__GOAL__
In the items below, format the lines from the line with "day-number: 24 — [239, 310, 337, 322]" up to and including the line with "col-header-saturday: Saturday —" as a JSON list of strings, one string per line, leaving out blank lines.

::: RECORDS PROVIDED :::

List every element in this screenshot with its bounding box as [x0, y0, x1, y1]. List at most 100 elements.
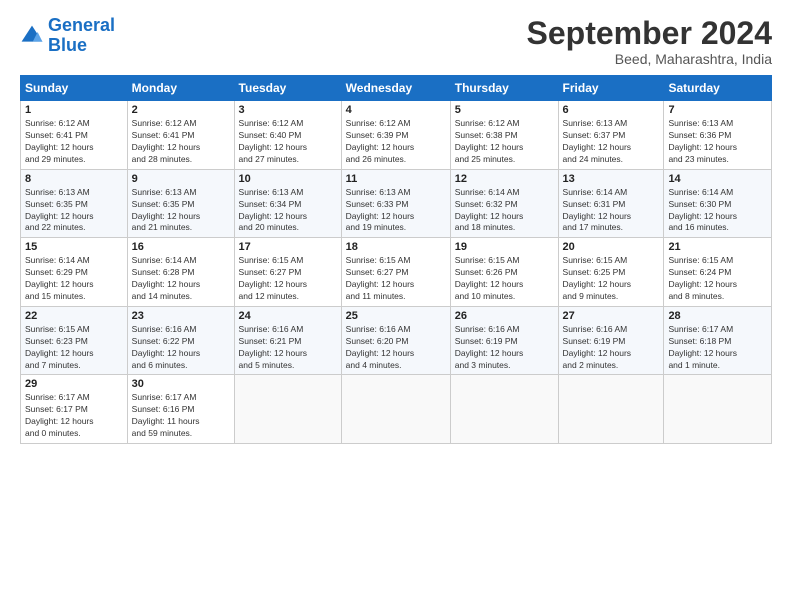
day-number: 24 — [239, 310, 337, 322]
day-info: Sunrise: 6:15 AM Sunset: 6:25 PM Dayligh… — [563, 255, 660, 303]
calendar-cell: 27Sunrise: 6:16 AM Sunset: 6:19 PM Dayli… — [558, 306, 664, 375]
day-number: 7 — [668, 104, 767, 116]
day-number: 26 — [455, 310, 554, 322]
day-number: 11 — [346, 173, 446, 185]
day-number: 10 — [239, 173, 337, 185]
calendar-cell — [234, 375, 341, 444]
day-info: Sunrise: 6:15 AM Sunset: 6:24 PM Dayligh… — [668, 255, 767, 303]
calendar-cell: 22Sunrise: 6:15 AM Sunset: 6:23 PM Dayli… — [21, 306, 128, 375]
calendar-cell: 18 Sunrise: 6:15 AM Sunset: 6:27 PM Dayli… — [341, 238, 450, 307]
calendar-cell: 5 Sunrise: 6:12 AM Sunset: 6:38 PM Daylig… — [450, 101, 558, 170]
day-info: Sunrise: 6:17 AM Sunset: 6:16 PM Dayligh… — [132, 392, 230, 440]
day-number: 13 — [563, 173, 660, 185]
day-number: 3 — [239, 104, 337, 116]
day-info: Sunrise: 6:15 AM Sunset: 6:27 PM Dayligh… — [346, 255, 446, 303]
col-header-sunday: Sunday — [21, 76, 128, 101]
day-number: 14 — [668, 173, 767, 185]
calendar-week-4: 22Sunrise: 6:15 AM Sunset: 6:23 PM Dayli… — [21, 306, 772, 375]
calendar-cell: 13 Sunrise: 6:14 AM Sunset: 6:31 PM Dayli… — [558, 169, 664, 238]
col-header-thursday: Thursday — [450, 76, 558, 101]
calendar-cell: 15Sunrise: 6:14 AM Sunset: 6:29 PM Dayli… — [21, 238, 128, 307]
calendar-cell: 29Sunrise: 6:17 AM Sunset: 6:17 PM Dayli… — [21, 375, 128, 444]
day-info: Sunrise: 6:16 AM Sunset: 6:19 PM Dayligh… — [455, 324, 554, 372]
col-header-friday: Friday — [558, 76, 664, 101]
calendar-cell: 8Sunrise: 6:13 AM Sunset: 6:35 PM Daylig… — [21, 169, 128, 238]
calendar-cell: 28Sunrise: 6:17 AM Sunset: 6:18 PM Dayli… — [664, 306, 772, 375]
calendar-cell: 14 Sunrise: 6:14 AM Sunset: 6:30 PM Dayli… — [664, 169, 772, 238]
calendar-week-2: 8 Sunrise: 6:13 AM Sunset: 6:35 PM Daylig… — [21, 169, 772, 238]
calendar-cell: 6Sunrise: 6:13 AM Sunset: 6:37 PM Daylig… — [558, 101, 664, 170]
calendar-cell: 11Sunrise: 6:13 AM Sunset: 6:33 PM Dayli… — [341, 169, 450, 238]
day-number: 25 — [346, 310, 446, 322]
day-info: Sunrise: 6:16 AM Sunset: 6:20 PM Dayligh… — [346, 324, 446, 372]
day-number: 8 — [25, 173, 123, 185]
day-info: Sunrise: 6:13 AM Sunset: 6:36 PM Dayligh… — [668, 118, 767, 166]
logo-icon — [20, 24, 44, 48]
day-number: 20 — [563, 241, 660, 253]
col-header-saturday: Saturday — [664, 76, 772, 101]
calendar-cell: 2 Sunrise: 6:12 AM Sunset: 6:41 PM Daylig… — [127, 101, 234, 170]
day-info: Sunrise: 6:14 AM Sunset: 6:29 PM Dayligh… — [25, 255, 123, 303]
day-number: 16 — [132, 241, 230, 253]
calendar-cell — [450, 375, 558, 444]
calendar-cell: 26 Sunrise: 6:16 AM Sunset: 6:19 PM Dayli… — [450, 306, 558, 375]
day-info: Sunrise: 6:15 AM Sunset: 6:26 PM Dayligh… — [455, 255, 554, 303]
calendar-cell: 23Sunrise: 6:16 AM Sunset: 6:22 PM Dayli… — [127, 306, 234, 375]
calendar-cell: 9 Sunrise: 6:13 AM Sunset: 6:35 PM Daylig… — [127, 169, 234, 238]
day-number: 18 — [346, 241, 446, 253]
day-info: Sunrise: 6:12 AM Sunset: 6:41 PM Dayligh… — [25, 118, 123, 166]
day-info: Sunrise: 6:14 AM Sunset: 6:28 PM Dayligh… — [132, 255, 230, 303]
calendar-cell: 10Sunrise: 6:13 AM Sunset: 6:34 PM Dayli… — [234, 169, 341, 238]
calendar-cell: 25 Sunrise: 6:16 AM Sunset: 6:20 PM Dayli… — [341, 306, 450, 375]
day-number: 5 — [455, 104, 554, 116]
calendar-cell — [558, 375, 664, 444]
calendar-cell: 20 Sunrise: 6:15 AM Sunset: 6:25 PM Dayli… — [558, 238, 664, 307]
day-number: 30 — [132, 378, 230, 390]
day-number: 17 — [239, 241, 337, 253]
day-info: Sunrise: 6:14 AM Sunset: 6:30 PM Dayligh… — [668, 187, 767, 235]
day-number: 12 — [455, 173, 554, 185]
day-info: Sunrise: 6:16 AM Sunset: 6:21 PM Dayligh… — [239, 324, 337, 372]
col-header-monday: Monday — [127, 76, 234, 101]
day-info: Sunrise: 6:12 AM Sunset: 6:41 PM Dayligh… — [132, 118, 230, 166]
header: General Blue September 2024 Beed, Mahara… — [20, 16, 772, 67]
day-info: Sunrise: 6:14 AM Sunset: 6:32 PM Dayligh… — [455, 187, 554, 235]
calendar-cell: 3Sunrise: 6:12 AM Sunset: 6:40 PM Daylig… — [234, 101, 341, 170]
day-info: Sunrise: 6:14 AM Sunset: 6:31 PM Dayligh… — [563, 187, 660, 235]
calendar-cell: 4 Sunrise: 6:12 AM Sunset: 6:39 PM Daylig… — [341, 101, 450, 170]
title-block: September 2024 Beed, Maharashtra, India — [527, 16, 772, 67]
calendar-cell: 24 Sunrise: 6:16 AM Sunset: 6:21 PM Dayli… — [234, 306, 341, 375]
logo-general: General — [48, 15, 115, 35]
day-number: 29 — [25, 378, 123, 390]
day-number: 19 — [455, 241, 554, 253]
col-header-wednesday: Wednesday — [341, 76, 450, 101]
day-info: Sunrise: 6:17 AM Sunset: 6:18 PM Dayligh… — [668, 324, 767, 372]
calendar-cell — [341, 375, 450, 444]
day-number: 2 — [132, 104, 230, 116]
day-number: 21 — [668, 241, 767, 253]
day-info: Sunrise: 6:12 AM Sunset: 6:38 PM Dayligh… — [455, 118, 554, 166]
calendar-cell: 1 Sunrise: 6:12 AM Sunset: 6:41 PM Daylig… — [21, 101, 128, 170]
calendar-week-5: 29Sunrise: 6:17 AM Sunset: 6:17 PM Dayli… — [21, 375, 772, 444]
calendar-cell: 17Sunrise: 6:15 AM Sunset: 6:27 PM Dayli… — [234, 238, 341, 307]
logo: General Blue — [20, 16, 115, 56]
calendar-week-3: 15Sunrise: 6:14 AM Sunset: 6:29 PM Dayli… — [21, 238, 772, 307]
calendar-cell: 30 Sunrise: 6:17 AM Sunset: 6:16 PM Dayli… — [127, 375, 234, 444]
calendar-header-row: SundayMondayTuesdayWednesdayThursdayFrid… — [21, 76, 772, 101]
col-header-tuesday: Tuesday — [234, 76, 341, 101]
day-info: Sunrise: 6:12 AM Sunset: 6:39 PM Dayligh… — [346, 118, 446, 166]
month-title: September 2024 — [527, 16, 772, 51]
day-info: Sunrise: 6:16 AM Sunset: 6:19 PM Dayligh… — [563, 324, 660, 372]
calendar-body: 1 Sunrise: 6:12 AM Sunset: 6:41 PM Daylig… — [21, 101, 772, 444]
day-number: 6 — [563, 104, 660, 116]
day-number: 9 — [132, 173, 230, 185]
day-info: Sunrise: 6:16 AM Sunset: 6:22 PM Dayligh… — [132, 324, 230, 372]
day-info: Sunrise: 6:15 AM Sunset: 6:23 PM Dayligh… — [25, 324, 123, 372]
calendar-cell: 16 Sunrise: 6:14 AM Sunset: 6:28 PM Dayli… — [127, 238, 234, 307]
day-number: 4 — [346, 104, 446, 116]
calendar-cell: 21 Sunrise: 6:15 AM Sunset: 6:24 PM Dayli… — [664, 238, 772, 307]
location: Beed, Maharashtra, India — [527, 51, 772, 67]
day-number: 1 — [25, 104, 123, 116]
logo-text: General Blue — [48, 16, 115, 56]
day-info: Sunrise: 6:13 AM Sunset: 6:35 PM Dayligh… — [132, 187, 230, 235]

:::

__SOLUTION__
[
  "day-number: 24 — [239, 310, 337, 322]",
  "day-info: Sunrise: 6:15 AM Sunset: 6:25 PM Dayligh… — [563, 255, 660, 303]",
  "calendar-cell: 27Sunrise: 6:16 AM Sunset: 6:19 PM Dayli… — [558, 306, 664, 375]",
  "day-number: 7 — [668, 104, 767, 116]",
  "day-number: 26 — [455, 310, 554, 322]",
  "day-number: 11 — [346, 173, 446, 185]",
  "day-number: 10 — [239, 173, 337, 185]",
  "calendar-cell — [234, 375, 341, 444]",
  "day-info: Sunrise: 6:15 AM Sunset: 6:24 PM Dayligh… — [668, 255, 767, 303]",
  "calendar-cell: 22Sunrise: 6:15 AM Sunset: 6:23 PM Dayli… — [21, 306, 128, 375]",
  "calendar-cell: 18 Sunrise: 6:15 AM Sunset: 6:27 PM Dayli… — [341, 238, 450, 307]",
  "calendar-cell: 5 Sunrise: 6:12 AM Sunset: 6:38 PM Daylig… — [450, 101, 558, 170]",
  "day-info: Sunrise: 6:17 AM Sunset: 6:16 PM Dayligh… — [132, 392, 230, 440]",
  "day-number: 13 — [563, 173, 660, 185]",
  "day-number: 3 — [239, 104, 337, 116]",
  "day-info: Sunrise: 6:15 AM Sunset: 6:27 PM Dayligh… — [346, 255, 446, 303]",
  "col-header-sunday: Sunday — [21, 76, 128, 101]",
  "day-number: 14 — [668, 173, 767, 185]",
  "calendar-week-4: 22Sunrise: 6:15 AM Sunset: 6:23 PM Dayli… — [21, 306, 772, 375]",
  "calendar-cell: 13 Sunrise: 6:14 AM Sunset: 6:31 PM Dayli… — [558, 169, 664, 238]",
  "col-header-thursday: Thursday — [450, 76, 558, 101]",
  "calendar-cell: 15Sunrise: 6:14 AM Sunset: 6:29 PM Dayli… — [21, 238, 128, 307]",
  "calendar-cell: 29Sunrise: 6:17 AM Sunset: 6:17 PM Dayli… — [21, 375, 128, 444]",
  "day-info: Sunrise: 6:16 AM Sunset: 6:19 PM Dayligh… — [455, 324, 554, 372]",
  "col-header-friday: Friday — [558, 76, 664, 101]",
  "calendar-cell: 8Sunrise: 6:13 AM Sunset: 6:35 PM Daylig… — [21, 169, 128, 238]",
  "calendar-cell: 28Sunrise: 6:17 AM Sunset: 6:18 PM Dayli… — [664, 306, 772, 375]",
  "calendar-cell: 14 Sunrise: 6:14 AM Sunset: 6:30 PM Dayli… — [664, 169, 772, 238]",
  "calendar-week-2: 8 Sunrise: 6:13 AM Sunset: 6:35 PM Daylig… — [21, 169, 772, 238]",
  "calendar-cell: 6Sunrise: 6:13 AM Sunset: 6:37 PM Daylig… — [558, 101, 664, 170]",
  "calendar-cell: 11Sunrise: 6:13 AM Sunset: 6:33 PM Dayli… — [341, 169, 450, 238]",
  "day-number: 25 — [346, 310, 446, 322]",
  "day-info: Sunrise: 6:16 AM Sunset: 6:20 PM Dayligh… — [346, 324, 446, 372]",
  "day-number: 8 — [25, 173, 123, 185]",
  "day-info: Sunrise: 6:13 AM Sunset: 6:36 PM Dayligh… — [668, 118, 767, 166]",
  "logo-icon — [20, 24, 44, 48]",
  "day-number: 20 — [563, 241, 660, 253]",
  "col-header-saturday: Saturday — [664, 76, 772, 101]"
]